Exercise: Using the listing below, copy every line that mentions "Silo".
----------
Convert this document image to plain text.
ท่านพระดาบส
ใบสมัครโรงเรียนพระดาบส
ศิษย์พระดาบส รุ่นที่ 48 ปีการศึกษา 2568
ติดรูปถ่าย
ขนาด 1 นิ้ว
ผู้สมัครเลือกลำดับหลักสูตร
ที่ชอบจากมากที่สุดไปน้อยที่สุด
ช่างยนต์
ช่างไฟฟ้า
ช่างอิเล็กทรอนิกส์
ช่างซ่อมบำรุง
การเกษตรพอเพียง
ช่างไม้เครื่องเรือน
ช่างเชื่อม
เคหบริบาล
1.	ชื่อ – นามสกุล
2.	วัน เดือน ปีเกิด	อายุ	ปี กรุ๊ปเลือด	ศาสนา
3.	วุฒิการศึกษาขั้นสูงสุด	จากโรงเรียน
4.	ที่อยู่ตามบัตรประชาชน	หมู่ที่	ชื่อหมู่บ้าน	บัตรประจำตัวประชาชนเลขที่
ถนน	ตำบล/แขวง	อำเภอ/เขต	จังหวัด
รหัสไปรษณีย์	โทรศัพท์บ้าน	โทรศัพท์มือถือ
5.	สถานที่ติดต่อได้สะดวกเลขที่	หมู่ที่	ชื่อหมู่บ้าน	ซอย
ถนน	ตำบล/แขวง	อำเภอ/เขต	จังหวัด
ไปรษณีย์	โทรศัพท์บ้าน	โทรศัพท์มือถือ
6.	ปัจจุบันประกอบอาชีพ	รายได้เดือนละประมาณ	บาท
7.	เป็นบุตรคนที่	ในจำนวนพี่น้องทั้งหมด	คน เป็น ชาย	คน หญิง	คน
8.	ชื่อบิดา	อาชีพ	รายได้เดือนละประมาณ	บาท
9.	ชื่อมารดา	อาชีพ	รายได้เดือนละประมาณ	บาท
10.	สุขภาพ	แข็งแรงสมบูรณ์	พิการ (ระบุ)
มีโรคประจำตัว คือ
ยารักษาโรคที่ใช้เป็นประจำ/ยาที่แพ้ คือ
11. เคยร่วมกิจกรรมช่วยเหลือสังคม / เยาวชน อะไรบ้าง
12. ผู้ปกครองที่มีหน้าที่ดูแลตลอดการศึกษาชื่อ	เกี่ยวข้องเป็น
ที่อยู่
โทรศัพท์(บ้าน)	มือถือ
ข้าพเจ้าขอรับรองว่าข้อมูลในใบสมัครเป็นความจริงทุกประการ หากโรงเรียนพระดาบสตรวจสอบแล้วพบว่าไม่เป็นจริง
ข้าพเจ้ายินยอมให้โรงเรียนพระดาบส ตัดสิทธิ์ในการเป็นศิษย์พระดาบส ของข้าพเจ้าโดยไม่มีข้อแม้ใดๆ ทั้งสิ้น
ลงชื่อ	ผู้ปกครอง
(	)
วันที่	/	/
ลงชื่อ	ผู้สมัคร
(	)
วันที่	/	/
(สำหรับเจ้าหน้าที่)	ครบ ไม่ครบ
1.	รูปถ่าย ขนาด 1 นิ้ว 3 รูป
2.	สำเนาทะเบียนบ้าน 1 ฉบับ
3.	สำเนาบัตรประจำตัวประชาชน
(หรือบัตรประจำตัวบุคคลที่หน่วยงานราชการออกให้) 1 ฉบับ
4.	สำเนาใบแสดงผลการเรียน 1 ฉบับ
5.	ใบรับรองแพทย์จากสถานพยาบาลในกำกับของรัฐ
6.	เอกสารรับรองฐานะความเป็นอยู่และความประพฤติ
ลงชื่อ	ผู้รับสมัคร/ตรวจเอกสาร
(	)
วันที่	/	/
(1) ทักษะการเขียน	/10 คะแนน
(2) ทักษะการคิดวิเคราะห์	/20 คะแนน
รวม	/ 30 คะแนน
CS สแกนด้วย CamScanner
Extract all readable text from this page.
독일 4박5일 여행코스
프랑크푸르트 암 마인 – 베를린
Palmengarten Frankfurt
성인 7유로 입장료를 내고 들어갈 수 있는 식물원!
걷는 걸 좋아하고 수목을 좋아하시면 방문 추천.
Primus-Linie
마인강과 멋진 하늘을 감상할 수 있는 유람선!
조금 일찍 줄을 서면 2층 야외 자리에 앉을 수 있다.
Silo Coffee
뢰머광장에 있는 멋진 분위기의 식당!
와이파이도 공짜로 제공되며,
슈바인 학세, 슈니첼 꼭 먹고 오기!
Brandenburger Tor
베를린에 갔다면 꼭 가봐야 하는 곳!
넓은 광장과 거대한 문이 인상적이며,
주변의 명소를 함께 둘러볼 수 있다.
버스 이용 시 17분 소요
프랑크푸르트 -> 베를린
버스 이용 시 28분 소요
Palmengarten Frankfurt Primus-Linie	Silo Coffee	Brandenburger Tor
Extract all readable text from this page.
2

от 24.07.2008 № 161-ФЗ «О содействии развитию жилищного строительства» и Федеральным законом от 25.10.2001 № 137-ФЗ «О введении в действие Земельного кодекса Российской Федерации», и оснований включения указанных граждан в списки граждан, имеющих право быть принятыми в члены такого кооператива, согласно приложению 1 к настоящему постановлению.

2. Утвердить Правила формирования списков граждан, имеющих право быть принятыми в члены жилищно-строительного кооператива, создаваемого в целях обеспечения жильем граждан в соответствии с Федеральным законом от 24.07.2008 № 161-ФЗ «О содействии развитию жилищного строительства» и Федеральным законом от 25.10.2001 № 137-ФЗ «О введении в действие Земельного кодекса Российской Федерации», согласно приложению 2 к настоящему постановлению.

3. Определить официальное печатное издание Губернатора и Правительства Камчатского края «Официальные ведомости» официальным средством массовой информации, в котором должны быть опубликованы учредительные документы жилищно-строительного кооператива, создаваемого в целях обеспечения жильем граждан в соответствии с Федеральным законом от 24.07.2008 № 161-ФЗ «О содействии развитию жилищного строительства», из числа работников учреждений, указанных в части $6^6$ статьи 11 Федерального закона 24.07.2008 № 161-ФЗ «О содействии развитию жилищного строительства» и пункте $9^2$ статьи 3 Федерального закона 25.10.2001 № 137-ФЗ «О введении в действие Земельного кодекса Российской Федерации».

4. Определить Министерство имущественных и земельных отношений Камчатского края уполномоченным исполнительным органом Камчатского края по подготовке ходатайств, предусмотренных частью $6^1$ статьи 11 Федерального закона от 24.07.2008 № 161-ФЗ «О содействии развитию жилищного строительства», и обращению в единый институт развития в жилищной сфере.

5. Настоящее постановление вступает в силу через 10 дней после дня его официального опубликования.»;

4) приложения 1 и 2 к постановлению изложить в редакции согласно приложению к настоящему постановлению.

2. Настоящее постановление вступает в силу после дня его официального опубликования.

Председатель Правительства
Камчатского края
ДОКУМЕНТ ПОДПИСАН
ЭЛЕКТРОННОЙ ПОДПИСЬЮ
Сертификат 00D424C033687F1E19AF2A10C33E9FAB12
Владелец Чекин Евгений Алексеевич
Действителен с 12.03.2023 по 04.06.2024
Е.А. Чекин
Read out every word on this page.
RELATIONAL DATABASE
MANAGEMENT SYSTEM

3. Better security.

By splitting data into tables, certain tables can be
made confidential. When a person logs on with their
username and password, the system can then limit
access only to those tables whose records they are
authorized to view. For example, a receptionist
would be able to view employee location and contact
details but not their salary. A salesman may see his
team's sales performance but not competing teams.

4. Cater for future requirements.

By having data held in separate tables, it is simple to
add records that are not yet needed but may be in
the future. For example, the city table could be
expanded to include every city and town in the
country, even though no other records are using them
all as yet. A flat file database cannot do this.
----------
Problem solution:
Silo Coffee
Palmengarten Frankfurt Primus-Linie	Silo Coffee	Brandenburger Tor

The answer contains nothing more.